## begin

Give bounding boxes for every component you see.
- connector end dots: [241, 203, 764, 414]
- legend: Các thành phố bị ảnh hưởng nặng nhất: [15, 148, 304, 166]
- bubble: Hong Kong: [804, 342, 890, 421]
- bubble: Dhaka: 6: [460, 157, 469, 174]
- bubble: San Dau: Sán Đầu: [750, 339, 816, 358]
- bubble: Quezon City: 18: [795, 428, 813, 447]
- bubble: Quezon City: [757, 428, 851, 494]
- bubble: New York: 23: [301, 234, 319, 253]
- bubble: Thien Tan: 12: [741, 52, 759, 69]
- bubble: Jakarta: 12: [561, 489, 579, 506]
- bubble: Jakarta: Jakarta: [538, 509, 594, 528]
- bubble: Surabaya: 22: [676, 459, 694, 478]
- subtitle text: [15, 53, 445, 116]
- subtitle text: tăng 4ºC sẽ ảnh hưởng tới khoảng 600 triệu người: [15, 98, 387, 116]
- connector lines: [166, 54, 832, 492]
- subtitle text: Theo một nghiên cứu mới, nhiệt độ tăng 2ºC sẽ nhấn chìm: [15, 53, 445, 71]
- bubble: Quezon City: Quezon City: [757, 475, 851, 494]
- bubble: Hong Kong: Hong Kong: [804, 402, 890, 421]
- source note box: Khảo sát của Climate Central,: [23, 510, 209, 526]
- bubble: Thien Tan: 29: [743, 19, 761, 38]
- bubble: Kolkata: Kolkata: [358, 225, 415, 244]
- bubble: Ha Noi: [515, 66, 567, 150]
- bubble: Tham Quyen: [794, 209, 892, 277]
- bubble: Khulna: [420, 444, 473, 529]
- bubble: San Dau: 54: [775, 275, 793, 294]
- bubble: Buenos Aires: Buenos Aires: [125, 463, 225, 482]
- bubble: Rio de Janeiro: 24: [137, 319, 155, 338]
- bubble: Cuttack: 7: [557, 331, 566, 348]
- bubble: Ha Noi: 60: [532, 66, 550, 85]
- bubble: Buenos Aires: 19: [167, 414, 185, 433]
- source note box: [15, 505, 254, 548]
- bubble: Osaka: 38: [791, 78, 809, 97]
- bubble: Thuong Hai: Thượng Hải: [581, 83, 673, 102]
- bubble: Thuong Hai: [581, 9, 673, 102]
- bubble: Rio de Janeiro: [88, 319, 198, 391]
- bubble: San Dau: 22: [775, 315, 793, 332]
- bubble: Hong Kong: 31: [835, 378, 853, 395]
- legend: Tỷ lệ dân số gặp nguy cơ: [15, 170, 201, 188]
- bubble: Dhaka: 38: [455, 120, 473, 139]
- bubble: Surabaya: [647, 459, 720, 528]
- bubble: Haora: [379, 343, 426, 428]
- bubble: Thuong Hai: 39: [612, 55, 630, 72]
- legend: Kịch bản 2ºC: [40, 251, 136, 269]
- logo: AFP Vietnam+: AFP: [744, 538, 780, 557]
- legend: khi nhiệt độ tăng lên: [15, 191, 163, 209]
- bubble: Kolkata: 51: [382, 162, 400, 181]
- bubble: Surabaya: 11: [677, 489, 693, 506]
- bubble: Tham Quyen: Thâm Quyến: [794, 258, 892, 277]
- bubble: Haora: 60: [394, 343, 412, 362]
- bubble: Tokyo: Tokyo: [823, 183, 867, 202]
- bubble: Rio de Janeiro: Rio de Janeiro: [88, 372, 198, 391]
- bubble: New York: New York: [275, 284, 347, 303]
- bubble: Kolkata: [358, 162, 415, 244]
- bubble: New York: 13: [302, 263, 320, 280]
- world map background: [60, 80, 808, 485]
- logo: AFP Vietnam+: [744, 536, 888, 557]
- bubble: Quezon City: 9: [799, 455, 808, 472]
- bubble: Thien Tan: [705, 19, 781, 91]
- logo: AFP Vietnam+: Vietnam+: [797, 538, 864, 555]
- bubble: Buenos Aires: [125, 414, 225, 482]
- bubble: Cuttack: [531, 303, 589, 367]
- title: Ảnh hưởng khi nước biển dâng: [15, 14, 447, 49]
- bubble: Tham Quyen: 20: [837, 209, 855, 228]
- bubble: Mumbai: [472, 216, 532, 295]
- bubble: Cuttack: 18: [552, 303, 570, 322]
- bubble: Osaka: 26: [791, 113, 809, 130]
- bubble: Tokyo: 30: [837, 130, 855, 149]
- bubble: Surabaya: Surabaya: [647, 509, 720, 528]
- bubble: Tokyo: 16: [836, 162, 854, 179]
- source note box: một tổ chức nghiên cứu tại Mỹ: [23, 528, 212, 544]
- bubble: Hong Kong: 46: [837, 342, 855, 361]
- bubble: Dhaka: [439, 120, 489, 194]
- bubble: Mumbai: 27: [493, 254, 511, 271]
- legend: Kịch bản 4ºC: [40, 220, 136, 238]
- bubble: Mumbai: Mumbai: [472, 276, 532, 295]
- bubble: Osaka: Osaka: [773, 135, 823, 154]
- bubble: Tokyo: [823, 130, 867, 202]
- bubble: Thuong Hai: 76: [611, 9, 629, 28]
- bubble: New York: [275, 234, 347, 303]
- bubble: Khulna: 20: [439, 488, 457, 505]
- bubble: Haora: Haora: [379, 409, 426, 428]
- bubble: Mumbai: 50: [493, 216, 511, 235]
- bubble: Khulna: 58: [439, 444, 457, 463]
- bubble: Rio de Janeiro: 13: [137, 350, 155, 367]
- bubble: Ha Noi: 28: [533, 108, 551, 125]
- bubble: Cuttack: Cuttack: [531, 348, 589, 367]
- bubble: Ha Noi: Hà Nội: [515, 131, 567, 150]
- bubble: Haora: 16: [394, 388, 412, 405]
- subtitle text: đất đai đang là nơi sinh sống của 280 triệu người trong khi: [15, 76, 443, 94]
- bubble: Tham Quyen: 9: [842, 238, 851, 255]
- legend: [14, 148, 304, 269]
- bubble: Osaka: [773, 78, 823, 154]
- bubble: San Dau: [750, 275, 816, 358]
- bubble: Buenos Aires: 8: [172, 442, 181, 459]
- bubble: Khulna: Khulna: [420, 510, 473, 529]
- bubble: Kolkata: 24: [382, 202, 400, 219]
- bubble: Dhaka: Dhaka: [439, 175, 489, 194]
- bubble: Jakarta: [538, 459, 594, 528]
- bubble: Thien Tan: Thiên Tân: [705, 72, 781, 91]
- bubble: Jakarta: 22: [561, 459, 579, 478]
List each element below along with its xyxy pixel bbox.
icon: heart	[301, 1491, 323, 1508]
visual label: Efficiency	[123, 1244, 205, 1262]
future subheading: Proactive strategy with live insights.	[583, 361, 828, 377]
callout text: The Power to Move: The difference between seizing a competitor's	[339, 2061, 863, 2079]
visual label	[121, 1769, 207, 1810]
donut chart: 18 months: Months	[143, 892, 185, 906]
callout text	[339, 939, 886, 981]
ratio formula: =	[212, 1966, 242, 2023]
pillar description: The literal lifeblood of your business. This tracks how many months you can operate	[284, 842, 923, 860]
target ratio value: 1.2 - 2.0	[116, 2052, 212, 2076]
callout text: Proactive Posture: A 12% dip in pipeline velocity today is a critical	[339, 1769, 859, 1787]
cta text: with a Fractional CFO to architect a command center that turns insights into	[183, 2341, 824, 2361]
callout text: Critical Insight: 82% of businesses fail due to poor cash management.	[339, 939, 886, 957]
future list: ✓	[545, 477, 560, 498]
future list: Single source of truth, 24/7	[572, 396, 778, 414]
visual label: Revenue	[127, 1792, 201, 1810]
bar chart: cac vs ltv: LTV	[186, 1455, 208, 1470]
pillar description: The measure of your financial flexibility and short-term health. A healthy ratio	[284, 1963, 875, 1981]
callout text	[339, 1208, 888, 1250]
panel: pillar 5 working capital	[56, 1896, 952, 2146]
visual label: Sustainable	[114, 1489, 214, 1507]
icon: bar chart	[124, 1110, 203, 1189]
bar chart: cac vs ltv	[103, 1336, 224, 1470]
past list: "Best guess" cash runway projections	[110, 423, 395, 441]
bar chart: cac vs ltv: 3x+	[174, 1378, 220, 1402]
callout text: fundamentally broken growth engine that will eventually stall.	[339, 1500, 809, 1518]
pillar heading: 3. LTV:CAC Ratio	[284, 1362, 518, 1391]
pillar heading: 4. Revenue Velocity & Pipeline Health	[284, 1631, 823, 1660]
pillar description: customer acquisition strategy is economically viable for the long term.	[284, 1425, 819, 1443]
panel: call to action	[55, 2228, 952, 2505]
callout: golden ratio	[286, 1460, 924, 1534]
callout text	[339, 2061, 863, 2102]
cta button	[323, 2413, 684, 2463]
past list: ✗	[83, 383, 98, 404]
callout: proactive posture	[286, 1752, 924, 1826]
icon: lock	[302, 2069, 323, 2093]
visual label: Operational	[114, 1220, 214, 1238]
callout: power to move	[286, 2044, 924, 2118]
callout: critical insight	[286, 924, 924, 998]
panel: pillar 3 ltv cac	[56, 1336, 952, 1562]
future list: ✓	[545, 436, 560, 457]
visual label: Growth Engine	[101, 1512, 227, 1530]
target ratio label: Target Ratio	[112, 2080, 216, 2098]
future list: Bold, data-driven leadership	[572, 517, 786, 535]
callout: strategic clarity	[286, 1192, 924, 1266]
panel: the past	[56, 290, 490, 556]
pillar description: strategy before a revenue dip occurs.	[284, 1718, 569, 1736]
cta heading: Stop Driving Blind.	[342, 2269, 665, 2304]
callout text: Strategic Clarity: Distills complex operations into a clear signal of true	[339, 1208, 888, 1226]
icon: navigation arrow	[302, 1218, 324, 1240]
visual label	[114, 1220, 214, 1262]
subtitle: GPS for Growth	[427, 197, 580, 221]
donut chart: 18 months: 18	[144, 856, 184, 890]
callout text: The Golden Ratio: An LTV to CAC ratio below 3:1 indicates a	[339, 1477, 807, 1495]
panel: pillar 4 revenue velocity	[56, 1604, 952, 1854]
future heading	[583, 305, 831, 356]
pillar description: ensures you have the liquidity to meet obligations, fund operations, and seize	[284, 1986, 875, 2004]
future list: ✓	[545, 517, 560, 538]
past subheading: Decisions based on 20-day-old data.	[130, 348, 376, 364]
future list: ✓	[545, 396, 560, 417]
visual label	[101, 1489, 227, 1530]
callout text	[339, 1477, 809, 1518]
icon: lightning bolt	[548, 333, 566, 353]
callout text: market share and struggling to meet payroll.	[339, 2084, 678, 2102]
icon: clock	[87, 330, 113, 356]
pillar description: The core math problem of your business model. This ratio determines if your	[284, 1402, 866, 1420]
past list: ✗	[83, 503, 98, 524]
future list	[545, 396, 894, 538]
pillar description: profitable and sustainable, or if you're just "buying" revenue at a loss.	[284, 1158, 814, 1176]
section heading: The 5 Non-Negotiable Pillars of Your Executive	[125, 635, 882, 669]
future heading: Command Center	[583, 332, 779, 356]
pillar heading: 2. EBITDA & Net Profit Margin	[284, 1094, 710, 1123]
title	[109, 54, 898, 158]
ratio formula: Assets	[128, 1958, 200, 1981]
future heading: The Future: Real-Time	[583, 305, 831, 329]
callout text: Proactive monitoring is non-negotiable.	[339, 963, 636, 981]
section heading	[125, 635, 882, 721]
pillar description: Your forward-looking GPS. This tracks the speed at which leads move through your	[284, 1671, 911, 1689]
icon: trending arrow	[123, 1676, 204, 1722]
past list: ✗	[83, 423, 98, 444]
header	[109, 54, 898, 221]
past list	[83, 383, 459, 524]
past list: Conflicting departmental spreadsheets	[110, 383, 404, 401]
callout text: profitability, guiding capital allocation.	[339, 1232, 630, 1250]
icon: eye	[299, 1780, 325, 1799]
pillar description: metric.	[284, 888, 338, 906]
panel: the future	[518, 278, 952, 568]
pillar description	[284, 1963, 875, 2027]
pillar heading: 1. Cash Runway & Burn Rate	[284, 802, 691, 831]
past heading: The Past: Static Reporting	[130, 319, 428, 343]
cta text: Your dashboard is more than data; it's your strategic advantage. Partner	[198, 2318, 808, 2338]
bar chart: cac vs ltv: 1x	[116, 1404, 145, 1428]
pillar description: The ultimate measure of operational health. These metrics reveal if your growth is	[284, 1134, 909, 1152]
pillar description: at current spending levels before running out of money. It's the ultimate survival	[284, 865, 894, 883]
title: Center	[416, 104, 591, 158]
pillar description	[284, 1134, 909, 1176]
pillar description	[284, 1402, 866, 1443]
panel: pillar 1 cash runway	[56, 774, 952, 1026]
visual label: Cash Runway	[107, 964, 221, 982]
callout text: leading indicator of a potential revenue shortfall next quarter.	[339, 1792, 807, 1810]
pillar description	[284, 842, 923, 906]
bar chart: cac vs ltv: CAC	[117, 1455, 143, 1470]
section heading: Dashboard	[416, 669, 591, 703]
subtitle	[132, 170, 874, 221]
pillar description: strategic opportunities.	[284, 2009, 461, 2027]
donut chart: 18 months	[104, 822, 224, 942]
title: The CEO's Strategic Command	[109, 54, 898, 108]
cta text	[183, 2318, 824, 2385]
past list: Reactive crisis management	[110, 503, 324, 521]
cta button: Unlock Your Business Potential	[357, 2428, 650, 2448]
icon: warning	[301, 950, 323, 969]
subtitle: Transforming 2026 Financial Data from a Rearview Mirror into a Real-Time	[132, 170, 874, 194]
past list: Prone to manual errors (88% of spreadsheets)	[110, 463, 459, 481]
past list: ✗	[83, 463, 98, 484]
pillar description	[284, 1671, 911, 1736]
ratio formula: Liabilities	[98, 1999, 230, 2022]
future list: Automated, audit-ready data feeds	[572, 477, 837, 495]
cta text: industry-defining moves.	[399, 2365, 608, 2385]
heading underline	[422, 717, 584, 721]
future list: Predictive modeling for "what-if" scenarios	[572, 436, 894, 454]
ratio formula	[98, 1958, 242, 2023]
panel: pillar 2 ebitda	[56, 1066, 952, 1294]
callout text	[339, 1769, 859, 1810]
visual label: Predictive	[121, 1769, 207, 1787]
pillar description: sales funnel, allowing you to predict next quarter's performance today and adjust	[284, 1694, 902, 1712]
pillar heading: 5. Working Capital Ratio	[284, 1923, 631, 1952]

## end

Put the items into a Markdown table with the columns "Row" and "Line", starting at the first line and ending with the line that contains "- bubble: Thuong Hai: Thượng". Number each row, and omit blank lines.

● Result below
| Row | Line |
|---|---|
| 1 | Give bounding boxes for every component you see. |
| 2 | - connector end dots: [241, 203, 764, 414] |
| 3 | - legend: Các thành phố bị ảnh hưởng nặng nhất: [15, 148, 304, 166] |
| 4 | - bubble: Hong Kong: [804, 342, 890, 421] |
| 5 | - bubble: Dhaka: 6: [460, 157, 469, 174] |
| 6 | - bubble: San Dau: Sán Đầu: [750, 339, 816, 358] |
| 7 | - bubble: Quezon City: 18: [795, 428, 813, 447] |
| 8 | - bubble: Quezon City: [757, 428, 851, 494] |
| 9 | - bubble: New York: 23: [301, 234, 319, 253] |
| 10 | - bubble: Thien Tan: 12: [741, 52, 759, 69] |
| 11 | - bubble: Jakarta: 12: [561, 489, 579, 506] |
| 12 | - bubble: Jakarta: Jakarta: [538, 509, 594, 528] |
| 13 | - bubble: Surabaya: 22: [676, 459, 694, 478] |
| 14 | - subtitle text: [15, 53, 445, 116] |
| 15 | - subtitle text: tăng 4ºC sẽ ảnh hưởng tới khoảng 600 triệu người: [15, 98, 387, 116] |
| 16 | - connector lines: [166, 54, 832, 492] |
| 17 | - subtitle text: Theo một nghiên cứu mới, nhiệt độ tăng 2ºC sẽ nhấn chìm: [15, 53, 445, 71] |
| 18 | - bubble: Quezon City: Quezon City: [757, 475, 851, 494] |
| 19 | - bubble: Hong Kong: Hong Kong: [804, 402, 890, 421] |
| 20 | - source note box: Khảo sát của Climate Central,: [23, 510, 209, 526] |
| 21 | - bubble: Thien Tan: 29: [743, 19, 761, 38] |
| 22 | - bubble: Kolkata: Kolkata: [358, 225, 415, 244] |
| 23 | - bubble: Ha Noi: [515, 66, 567, 150] |
| 24 | - bubble: Tham Quyen: [794, 209, 892, 277] |
| 25 | - bubble: Khulna: [420, 444, 473, 529] |
| 26 | - bubble: San Dau: 54: [775, 275, 793, 294] |
| 27 | - bubble: Buenos Aires: Buenos Aires: [125, 463, 225, 482] |
| 28 | - bubble: Rio de Janeiro: 24: [137, 319, 155, 338] |
| 29 | - bubble: Cuttack: 7: [557, 331, 566, 348] |
| 30 | - bubble: Ha Noi: 60: [532, 66, 550, 85] |
| 31 | - bubble: Buenos Aires: 19: [167, 414, 185, 433] |
| 32 | - source note box: [15, 505, 254, 548] |
| 33 | - bubble: Osaka: 38: [791, 78, 809, 97] |
| 34 | - bubble: Thuong Hai: Thượng Hải: [581, 83, 673, 102] |